[Dataset excerpts]
•••••
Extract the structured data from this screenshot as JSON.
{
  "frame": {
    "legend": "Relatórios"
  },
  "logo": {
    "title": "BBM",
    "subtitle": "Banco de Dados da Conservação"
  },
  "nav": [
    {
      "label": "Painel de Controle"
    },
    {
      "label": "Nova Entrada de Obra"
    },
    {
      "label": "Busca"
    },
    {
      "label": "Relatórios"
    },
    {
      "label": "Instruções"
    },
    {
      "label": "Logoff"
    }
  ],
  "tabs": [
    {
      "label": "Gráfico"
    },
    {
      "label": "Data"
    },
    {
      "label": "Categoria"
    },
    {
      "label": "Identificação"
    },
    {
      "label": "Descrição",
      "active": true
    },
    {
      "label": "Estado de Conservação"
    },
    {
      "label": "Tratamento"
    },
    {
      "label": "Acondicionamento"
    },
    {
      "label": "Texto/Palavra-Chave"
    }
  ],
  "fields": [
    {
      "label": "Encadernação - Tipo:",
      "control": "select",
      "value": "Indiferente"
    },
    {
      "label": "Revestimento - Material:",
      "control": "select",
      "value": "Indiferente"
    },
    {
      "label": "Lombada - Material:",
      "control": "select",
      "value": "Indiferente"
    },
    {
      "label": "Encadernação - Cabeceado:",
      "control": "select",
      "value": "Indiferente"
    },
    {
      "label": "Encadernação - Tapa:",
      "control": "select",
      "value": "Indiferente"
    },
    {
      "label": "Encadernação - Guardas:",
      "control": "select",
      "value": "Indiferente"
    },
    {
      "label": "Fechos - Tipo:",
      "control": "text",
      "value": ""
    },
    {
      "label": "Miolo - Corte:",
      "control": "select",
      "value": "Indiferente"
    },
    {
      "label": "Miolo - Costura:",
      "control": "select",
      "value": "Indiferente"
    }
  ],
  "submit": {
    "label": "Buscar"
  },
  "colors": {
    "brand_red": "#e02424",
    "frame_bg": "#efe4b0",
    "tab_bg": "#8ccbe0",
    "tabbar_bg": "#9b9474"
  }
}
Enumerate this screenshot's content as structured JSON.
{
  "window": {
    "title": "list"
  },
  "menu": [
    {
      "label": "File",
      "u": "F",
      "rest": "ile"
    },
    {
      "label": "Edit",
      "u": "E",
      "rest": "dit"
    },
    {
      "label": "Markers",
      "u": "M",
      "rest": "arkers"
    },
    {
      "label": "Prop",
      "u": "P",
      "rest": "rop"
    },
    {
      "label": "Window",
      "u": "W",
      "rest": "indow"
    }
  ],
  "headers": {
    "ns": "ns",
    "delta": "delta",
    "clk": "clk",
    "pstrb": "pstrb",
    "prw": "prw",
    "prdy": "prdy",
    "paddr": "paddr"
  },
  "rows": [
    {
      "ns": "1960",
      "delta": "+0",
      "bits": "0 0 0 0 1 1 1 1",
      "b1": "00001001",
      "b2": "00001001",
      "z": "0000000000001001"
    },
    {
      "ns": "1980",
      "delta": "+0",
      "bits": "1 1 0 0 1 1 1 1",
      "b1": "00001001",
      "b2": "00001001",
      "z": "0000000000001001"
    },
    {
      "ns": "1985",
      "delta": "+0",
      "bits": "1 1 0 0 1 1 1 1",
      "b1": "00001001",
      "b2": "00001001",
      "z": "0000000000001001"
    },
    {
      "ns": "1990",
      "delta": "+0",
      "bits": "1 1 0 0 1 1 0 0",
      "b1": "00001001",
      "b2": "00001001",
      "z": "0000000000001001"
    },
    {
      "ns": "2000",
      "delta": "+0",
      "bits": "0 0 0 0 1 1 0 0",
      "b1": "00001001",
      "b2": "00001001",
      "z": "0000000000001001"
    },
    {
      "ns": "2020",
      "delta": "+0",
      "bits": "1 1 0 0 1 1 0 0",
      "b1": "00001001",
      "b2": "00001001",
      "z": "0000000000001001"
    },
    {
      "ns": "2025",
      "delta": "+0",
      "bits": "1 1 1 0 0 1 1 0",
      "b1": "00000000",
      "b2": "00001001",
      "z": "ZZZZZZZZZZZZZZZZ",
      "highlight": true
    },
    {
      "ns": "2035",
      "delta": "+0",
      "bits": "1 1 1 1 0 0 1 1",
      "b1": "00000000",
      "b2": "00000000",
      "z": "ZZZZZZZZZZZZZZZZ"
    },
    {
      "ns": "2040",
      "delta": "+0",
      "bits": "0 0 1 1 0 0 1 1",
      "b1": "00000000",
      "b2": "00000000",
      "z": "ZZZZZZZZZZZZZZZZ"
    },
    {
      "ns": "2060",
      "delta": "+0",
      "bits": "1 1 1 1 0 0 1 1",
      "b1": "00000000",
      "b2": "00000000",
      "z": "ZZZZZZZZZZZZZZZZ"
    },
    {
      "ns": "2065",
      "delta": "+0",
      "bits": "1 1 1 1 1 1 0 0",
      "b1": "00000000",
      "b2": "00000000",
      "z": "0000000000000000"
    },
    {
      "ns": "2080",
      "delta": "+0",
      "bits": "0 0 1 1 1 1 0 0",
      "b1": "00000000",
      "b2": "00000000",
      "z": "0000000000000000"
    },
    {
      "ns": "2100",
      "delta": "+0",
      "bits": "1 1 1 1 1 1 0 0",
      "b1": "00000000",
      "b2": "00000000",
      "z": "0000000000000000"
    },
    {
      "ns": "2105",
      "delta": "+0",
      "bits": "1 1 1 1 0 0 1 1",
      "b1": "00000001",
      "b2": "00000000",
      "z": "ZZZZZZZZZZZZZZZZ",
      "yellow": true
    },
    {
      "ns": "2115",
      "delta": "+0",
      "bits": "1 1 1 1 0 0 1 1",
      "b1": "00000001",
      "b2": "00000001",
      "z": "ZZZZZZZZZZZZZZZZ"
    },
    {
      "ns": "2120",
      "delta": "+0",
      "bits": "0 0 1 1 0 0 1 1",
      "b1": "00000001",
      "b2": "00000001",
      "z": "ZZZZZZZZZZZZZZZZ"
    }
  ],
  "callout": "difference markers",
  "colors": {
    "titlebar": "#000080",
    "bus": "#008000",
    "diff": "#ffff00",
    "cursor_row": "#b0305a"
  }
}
•••••
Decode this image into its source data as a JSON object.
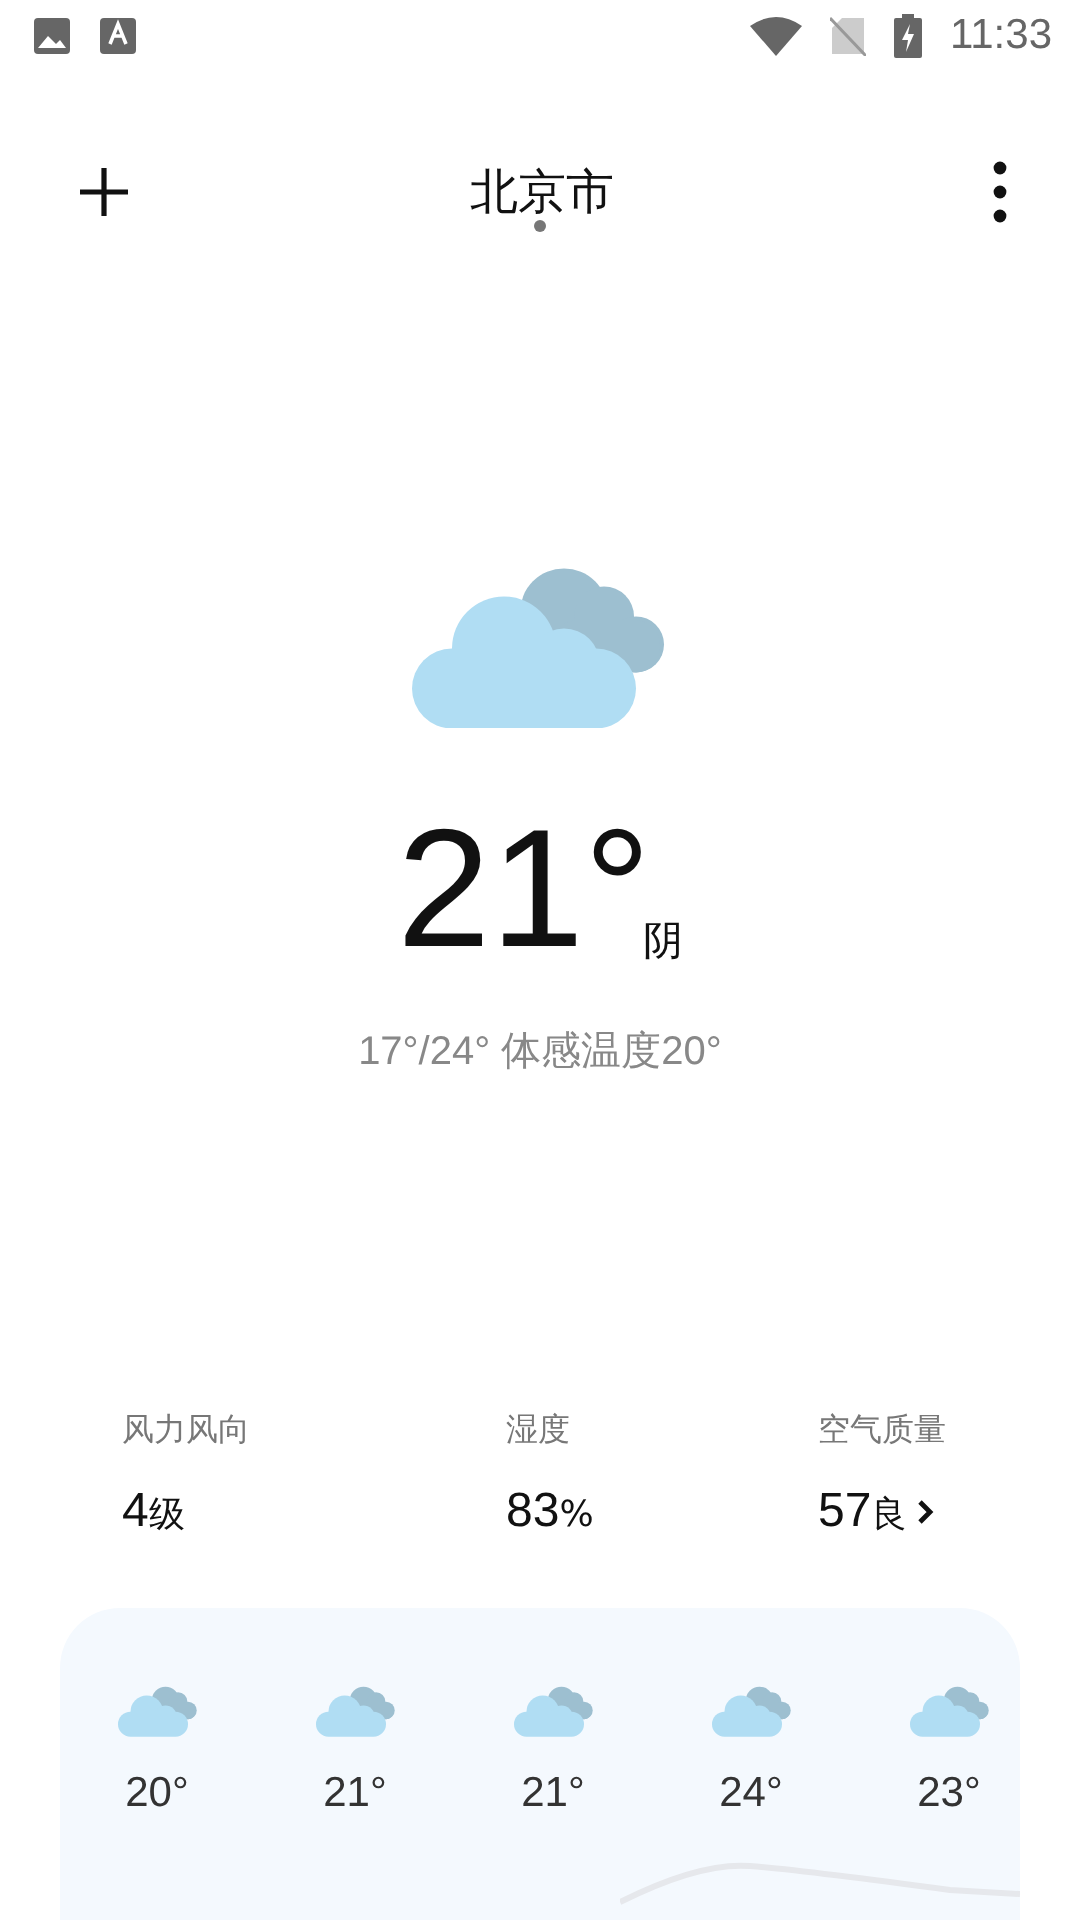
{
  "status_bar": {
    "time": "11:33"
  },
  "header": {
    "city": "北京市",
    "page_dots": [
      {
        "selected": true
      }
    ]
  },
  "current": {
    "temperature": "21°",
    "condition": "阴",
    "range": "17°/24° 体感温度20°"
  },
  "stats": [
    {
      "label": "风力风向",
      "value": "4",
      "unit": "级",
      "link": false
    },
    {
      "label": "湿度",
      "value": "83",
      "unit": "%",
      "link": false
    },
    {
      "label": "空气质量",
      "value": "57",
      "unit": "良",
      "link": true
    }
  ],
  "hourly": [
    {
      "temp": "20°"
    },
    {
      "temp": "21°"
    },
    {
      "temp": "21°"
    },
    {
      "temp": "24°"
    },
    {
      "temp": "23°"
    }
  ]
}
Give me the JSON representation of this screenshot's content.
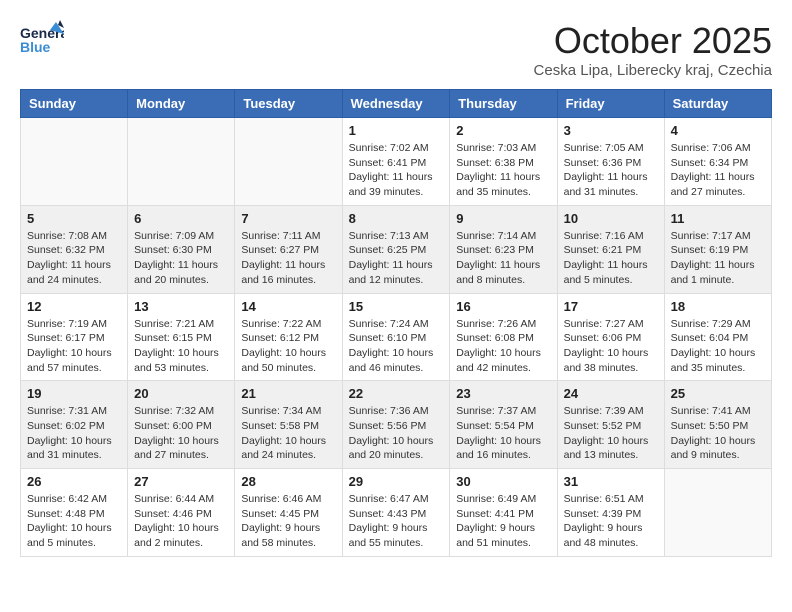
•••••
• _EXERCISE GOAL_:
Take every line containing the word "Relatórios" and copy it.

• _ANSWER FOR THE TASK_:
    "legend": "Relatórios"
      "label": "Relatórios"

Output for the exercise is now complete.